The problem => Work through the material below line by line and say how many lines include the word "assigned". Only the number, please.

The data =>
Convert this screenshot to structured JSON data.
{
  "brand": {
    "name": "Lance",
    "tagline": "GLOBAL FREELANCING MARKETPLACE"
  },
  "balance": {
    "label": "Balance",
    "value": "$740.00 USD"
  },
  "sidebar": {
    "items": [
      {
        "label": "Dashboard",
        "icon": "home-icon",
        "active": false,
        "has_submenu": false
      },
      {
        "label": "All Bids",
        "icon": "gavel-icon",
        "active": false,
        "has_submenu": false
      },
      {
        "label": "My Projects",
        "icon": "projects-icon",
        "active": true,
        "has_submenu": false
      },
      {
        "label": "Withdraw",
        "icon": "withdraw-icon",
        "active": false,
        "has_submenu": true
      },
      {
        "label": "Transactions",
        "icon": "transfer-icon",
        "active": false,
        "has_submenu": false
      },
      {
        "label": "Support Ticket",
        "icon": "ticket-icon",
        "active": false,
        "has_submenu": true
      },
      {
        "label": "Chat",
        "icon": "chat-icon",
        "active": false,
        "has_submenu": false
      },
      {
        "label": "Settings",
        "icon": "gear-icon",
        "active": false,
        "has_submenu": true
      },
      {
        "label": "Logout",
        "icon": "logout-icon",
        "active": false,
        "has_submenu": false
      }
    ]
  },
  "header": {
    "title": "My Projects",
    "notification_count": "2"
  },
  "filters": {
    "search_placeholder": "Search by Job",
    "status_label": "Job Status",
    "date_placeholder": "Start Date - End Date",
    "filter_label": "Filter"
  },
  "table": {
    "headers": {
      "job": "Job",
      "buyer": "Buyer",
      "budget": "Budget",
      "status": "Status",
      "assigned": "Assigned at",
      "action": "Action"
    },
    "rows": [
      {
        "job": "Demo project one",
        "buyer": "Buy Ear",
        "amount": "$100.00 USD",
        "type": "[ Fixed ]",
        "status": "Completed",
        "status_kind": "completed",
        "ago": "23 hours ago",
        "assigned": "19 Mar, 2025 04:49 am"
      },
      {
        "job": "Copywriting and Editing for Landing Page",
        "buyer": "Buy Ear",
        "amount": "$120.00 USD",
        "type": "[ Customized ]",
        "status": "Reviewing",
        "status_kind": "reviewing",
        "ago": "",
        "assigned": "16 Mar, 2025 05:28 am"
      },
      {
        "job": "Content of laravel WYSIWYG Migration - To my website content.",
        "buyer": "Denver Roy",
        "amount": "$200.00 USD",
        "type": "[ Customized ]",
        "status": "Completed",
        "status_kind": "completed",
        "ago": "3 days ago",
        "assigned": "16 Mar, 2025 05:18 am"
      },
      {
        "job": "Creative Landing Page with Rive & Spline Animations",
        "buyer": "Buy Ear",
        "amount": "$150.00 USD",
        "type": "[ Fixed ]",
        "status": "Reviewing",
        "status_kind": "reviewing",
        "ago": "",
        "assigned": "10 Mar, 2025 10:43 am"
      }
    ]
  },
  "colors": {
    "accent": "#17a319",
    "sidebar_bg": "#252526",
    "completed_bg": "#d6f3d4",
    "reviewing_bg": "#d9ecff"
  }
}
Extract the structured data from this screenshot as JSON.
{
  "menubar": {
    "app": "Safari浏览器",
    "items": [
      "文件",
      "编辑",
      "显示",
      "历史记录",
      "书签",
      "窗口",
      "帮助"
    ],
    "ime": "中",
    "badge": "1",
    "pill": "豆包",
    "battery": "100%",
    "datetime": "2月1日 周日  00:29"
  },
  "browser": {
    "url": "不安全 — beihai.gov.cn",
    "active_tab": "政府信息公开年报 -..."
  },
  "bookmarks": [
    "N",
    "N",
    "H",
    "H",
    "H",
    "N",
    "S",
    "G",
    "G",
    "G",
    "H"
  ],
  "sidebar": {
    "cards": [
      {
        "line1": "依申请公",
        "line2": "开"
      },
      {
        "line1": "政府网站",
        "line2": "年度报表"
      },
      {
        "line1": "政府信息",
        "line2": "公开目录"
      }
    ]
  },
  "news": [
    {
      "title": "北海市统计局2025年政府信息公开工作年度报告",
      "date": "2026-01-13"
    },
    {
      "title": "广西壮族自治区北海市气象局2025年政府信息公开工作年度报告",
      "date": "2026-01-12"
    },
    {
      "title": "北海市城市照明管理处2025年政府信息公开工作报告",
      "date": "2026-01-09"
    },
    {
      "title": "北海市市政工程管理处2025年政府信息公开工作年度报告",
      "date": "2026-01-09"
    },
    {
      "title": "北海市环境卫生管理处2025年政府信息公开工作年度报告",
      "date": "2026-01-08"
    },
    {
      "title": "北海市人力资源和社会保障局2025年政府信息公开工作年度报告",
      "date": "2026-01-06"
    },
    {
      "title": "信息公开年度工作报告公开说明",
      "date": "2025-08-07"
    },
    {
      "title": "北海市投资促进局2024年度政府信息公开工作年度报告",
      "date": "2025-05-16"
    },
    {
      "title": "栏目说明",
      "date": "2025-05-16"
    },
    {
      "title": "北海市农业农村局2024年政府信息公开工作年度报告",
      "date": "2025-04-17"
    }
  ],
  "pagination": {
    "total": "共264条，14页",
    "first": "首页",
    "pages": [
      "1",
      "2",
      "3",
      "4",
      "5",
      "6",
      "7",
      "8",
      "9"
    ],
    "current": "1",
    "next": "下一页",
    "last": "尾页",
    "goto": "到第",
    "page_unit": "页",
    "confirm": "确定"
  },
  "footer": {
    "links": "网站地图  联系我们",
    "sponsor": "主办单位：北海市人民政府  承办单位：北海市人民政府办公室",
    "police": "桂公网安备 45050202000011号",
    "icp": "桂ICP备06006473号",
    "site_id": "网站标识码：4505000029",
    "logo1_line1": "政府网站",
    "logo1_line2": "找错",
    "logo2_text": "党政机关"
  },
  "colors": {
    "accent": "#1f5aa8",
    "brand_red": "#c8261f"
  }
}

Result of the exercise => 5